The request –
Set down exactly, and only, the lines from the one with "Transcribe this image's" to the final line of the entries, both included.

Records from a collection –
-- BEGIN --
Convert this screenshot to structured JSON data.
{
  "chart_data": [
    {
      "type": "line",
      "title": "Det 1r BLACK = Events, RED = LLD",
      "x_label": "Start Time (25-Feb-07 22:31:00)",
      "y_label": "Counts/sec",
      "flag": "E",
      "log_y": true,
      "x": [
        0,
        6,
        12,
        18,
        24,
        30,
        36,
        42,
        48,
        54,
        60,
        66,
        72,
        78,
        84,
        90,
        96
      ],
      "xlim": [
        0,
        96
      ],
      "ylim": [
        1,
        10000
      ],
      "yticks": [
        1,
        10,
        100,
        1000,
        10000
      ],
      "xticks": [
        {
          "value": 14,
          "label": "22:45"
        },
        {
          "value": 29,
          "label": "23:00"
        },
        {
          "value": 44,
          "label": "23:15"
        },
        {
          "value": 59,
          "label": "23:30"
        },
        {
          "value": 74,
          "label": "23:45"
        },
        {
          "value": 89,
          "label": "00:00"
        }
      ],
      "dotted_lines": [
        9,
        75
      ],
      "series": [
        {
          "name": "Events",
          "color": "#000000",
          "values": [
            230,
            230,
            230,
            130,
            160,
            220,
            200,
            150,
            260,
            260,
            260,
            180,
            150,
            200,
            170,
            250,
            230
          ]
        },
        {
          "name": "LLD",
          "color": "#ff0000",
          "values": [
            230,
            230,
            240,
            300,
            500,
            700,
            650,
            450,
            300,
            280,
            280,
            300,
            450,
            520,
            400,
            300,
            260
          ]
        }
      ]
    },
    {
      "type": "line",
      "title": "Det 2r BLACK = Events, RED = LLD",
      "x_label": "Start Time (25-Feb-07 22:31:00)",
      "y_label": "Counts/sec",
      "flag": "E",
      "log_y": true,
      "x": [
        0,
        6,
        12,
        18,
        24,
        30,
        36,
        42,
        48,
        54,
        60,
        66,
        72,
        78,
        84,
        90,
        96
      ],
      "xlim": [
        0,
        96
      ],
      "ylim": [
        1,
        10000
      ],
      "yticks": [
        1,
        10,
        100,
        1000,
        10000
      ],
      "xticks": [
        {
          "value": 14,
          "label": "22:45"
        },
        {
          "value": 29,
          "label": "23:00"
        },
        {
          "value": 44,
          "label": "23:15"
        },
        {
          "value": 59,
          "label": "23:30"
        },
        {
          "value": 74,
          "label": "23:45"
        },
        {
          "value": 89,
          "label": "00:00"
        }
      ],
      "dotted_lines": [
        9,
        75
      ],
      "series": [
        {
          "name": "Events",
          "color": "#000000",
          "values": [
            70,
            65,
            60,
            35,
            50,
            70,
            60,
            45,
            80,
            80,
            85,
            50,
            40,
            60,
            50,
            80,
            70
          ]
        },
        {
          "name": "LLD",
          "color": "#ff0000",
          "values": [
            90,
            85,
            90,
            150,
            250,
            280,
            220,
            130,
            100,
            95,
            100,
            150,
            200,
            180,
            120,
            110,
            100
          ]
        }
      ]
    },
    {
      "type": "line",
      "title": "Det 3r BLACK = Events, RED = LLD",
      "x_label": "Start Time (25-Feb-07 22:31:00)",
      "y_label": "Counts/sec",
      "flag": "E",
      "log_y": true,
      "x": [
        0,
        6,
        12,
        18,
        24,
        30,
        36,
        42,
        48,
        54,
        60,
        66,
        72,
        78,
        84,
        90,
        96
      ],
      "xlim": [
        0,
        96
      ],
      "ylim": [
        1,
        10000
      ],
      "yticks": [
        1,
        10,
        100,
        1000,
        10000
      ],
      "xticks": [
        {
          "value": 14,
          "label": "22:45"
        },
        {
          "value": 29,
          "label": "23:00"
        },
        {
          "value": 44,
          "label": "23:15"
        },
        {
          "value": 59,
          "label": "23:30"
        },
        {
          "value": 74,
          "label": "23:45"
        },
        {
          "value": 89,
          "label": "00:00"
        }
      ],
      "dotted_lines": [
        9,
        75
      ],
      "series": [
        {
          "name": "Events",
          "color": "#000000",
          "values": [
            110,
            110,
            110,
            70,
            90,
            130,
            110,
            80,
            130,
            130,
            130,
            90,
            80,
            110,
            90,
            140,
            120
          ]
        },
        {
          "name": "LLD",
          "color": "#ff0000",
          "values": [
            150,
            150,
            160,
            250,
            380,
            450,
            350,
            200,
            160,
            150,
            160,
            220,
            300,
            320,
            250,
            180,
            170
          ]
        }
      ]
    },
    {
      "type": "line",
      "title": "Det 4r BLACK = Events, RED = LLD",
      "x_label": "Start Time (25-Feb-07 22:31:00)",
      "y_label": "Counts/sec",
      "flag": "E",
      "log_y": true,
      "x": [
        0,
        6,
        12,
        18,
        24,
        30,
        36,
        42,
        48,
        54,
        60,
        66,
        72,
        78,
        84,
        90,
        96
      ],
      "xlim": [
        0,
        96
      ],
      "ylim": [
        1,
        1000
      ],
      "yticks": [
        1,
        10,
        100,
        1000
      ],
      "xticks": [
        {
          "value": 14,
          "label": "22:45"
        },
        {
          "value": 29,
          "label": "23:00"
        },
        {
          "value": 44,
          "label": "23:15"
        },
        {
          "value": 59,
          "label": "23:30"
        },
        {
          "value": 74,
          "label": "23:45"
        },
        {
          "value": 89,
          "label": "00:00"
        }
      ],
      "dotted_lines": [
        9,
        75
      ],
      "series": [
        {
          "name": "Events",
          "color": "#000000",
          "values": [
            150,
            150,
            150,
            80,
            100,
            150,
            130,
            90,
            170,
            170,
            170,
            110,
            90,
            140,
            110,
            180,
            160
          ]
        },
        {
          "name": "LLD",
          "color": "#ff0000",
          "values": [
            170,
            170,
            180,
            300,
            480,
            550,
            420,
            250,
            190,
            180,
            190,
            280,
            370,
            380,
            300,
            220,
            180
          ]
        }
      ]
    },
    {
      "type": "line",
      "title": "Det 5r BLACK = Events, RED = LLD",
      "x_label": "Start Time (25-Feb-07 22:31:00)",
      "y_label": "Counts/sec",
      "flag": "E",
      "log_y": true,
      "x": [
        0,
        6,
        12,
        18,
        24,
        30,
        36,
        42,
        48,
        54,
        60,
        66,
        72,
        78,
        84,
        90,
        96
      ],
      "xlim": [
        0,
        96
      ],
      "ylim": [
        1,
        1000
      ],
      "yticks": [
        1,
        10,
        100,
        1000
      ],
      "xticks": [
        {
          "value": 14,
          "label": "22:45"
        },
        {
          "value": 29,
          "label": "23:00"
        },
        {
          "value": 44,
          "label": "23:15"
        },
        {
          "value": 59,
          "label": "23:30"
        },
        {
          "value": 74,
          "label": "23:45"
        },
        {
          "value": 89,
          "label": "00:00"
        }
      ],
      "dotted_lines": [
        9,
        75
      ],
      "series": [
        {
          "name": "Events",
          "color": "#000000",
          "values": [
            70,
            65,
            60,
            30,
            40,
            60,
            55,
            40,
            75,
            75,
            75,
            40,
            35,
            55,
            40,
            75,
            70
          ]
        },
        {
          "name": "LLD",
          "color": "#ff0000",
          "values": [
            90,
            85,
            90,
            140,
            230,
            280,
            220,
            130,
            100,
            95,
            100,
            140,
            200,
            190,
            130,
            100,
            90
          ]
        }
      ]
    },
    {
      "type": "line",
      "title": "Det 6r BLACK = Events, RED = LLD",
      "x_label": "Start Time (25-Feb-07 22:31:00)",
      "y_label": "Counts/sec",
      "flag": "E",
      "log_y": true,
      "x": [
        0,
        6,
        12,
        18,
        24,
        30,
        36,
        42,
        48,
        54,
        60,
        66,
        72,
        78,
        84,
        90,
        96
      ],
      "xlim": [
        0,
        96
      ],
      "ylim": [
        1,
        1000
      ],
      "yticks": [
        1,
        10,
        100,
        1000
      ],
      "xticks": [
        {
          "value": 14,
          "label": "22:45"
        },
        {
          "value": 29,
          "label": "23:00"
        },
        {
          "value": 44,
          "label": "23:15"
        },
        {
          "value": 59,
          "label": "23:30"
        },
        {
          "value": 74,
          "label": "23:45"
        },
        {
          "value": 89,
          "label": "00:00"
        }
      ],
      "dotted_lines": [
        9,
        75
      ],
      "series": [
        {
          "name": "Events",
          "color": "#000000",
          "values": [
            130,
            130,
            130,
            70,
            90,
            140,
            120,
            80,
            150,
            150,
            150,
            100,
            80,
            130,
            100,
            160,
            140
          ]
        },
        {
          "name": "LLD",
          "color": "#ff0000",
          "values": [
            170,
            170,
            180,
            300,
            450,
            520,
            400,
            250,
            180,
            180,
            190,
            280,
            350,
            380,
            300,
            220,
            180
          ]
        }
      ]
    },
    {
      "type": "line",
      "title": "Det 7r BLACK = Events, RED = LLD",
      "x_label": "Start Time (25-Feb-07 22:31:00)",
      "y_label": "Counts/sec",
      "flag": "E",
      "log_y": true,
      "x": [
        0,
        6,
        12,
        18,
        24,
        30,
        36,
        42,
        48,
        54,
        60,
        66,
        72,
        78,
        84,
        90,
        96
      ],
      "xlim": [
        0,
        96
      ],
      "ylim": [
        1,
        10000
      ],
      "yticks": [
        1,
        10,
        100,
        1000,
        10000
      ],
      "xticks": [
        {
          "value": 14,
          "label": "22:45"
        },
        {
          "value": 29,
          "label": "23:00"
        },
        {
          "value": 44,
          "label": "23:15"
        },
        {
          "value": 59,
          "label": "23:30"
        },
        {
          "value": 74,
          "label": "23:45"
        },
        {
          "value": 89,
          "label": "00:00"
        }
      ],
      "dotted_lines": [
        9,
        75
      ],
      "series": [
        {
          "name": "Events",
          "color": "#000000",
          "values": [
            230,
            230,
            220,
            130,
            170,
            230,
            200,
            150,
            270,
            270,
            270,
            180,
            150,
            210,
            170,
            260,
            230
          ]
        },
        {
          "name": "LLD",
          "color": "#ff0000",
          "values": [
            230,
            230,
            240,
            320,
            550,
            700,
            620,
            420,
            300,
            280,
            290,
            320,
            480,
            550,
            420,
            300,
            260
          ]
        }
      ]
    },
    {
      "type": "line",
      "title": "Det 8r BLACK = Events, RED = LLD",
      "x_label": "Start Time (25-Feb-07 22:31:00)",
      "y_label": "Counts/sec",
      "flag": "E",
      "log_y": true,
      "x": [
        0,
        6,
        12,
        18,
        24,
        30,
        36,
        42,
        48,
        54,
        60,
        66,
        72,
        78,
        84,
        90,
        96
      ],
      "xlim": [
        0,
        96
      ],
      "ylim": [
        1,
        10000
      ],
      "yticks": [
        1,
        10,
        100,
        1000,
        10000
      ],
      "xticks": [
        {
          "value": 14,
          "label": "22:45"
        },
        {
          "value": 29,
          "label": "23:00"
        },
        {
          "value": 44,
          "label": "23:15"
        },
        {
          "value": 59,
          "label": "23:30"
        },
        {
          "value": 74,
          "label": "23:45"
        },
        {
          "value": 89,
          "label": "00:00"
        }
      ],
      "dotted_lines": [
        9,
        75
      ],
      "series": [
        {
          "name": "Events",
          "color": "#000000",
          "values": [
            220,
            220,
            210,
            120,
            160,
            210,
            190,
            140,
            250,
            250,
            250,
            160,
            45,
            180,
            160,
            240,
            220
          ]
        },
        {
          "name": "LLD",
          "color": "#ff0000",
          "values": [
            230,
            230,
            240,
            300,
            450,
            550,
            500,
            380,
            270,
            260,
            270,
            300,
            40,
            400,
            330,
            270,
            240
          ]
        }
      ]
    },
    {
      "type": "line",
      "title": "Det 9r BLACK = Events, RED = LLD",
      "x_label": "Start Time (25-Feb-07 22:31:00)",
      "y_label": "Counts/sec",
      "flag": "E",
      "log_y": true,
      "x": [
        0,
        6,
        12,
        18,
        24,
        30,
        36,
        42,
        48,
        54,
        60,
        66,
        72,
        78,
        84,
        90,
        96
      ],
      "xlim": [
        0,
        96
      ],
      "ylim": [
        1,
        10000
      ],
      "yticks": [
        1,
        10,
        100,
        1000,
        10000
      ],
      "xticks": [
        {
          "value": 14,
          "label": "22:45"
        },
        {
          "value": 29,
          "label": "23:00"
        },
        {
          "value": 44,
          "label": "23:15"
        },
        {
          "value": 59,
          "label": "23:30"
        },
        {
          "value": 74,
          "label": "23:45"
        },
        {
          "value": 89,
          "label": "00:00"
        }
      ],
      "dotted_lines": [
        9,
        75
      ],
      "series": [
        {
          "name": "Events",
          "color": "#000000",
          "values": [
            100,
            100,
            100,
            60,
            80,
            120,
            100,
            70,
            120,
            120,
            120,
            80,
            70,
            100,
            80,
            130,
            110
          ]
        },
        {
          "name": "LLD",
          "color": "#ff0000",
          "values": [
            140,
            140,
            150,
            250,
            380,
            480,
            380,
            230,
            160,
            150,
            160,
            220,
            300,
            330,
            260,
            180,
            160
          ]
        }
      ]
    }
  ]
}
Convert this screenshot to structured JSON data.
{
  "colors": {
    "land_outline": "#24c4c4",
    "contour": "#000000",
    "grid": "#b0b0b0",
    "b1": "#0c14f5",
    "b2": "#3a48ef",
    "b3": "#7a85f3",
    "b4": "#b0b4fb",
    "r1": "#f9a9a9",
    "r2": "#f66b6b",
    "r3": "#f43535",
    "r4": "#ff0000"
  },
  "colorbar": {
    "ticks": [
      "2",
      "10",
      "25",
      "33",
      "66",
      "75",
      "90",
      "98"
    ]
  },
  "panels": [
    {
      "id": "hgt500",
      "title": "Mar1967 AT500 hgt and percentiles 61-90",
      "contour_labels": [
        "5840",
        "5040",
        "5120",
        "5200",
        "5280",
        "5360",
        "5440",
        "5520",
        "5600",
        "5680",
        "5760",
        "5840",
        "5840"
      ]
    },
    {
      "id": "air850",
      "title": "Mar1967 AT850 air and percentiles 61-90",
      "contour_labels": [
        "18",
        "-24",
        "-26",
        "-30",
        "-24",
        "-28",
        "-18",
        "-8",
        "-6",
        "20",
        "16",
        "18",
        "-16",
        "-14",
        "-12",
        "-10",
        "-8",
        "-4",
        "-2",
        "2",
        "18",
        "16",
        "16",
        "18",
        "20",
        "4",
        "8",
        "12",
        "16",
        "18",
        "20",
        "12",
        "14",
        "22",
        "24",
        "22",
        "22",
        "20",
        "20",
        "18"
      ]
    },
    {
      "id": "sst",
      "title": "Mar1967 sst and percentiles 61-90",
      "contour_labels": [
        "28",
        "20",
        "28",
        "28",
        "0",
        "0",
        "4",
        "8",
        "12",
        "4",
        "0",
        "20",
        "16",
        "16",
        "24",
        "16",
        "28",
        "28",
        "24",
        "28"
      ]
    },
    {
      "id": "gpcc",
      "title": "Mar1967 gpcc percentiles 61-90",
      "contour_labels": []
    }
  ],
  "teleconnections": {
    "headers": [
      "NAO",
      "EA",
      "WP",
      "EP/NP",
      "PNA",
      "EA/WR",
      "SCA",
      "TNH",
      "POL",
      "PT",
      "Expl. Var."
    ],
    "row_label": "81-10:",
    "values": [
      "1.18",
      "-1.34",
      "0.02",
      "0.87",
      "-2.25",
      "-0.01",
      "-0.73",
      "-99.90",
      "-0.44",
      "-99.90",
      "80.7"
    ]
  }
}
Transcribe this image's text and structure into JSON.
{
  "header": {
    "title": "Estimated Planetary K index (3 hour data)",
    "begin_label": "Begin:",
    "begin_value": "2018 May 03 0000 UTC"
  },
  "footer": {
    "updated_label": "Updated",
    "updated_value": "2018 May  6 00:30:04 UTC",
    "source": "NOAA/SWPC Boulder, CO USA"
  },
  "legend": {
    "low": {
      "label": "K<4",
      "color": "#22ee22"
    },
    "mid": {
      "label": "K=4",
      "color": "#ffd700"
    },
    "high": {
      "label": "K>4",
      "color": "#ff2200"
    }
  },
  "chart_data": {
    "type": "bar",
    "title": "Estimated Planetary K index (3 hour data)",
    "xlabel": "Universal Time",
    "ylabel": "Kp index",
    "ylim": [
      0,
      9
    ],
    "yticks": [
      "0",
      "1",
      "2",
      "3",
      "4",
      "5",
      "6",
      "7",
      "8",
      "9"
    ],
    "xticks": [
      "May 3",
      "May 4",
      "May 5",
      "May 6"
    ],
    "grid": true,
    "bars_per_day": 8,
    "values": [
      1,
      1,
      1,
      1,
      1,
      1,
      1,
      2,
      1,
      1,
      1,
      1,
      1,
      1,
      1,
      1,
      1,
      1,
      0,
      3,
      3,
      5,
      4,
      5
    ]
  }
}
-- END --
Problem solution –
Transcribe this image's text and structure into JSON.
{
  "header": {
    "title": "Estimated Planetary K index (3 hour data)",
    "begin_label": "Begin:",
    "begin_value": "2018 May 03 0000 UTC"
  },
  "footer": {
    "updated_label": "Updated",
    "updated_value": "2018 May  6 00:30:04 UTC",
    "source": "NOAA/SWPC Boulder, CO USA"
  },
  "legend": {
    "low": {
      "label": "K<4",
      "color": "#22ee22"
    },
    "mid": {
      "label": "K=4",
      "color": "#ffd700"
    },
    "high": {
      "label": "K>4",
      "color": "#ff2200"
    }
  },
  "chart_data": {
    "type": "bar",
    "title": "Estimated Planetary K index (3 hour data)",
    "xlabel": "Universal Time",
    "ylabel": "Kp index",
    "ylim": [
      0,
      9
    ],
    "yticks": [
      "0",
      "1",
      "2",
      "3",
      "4",
      "5",
      "6",
      "7",
      "8",
      "9"
    ],
    "xticks": [
      "May 3",
      "May 4",
      "May 5",
      "May 6"
    ],
    "grid": true,
    "bars_per_day": 8,
    "values": [
      1,
      1,
      1,
      1,
      1,
      1,
      1,
      2,
      1,
      1,
      1,
      1,
      1,
      1,
      1,
      1,
      1,
      1,
      0,
      3,
      3,
      5,
      4,
      5
    ]
  }
}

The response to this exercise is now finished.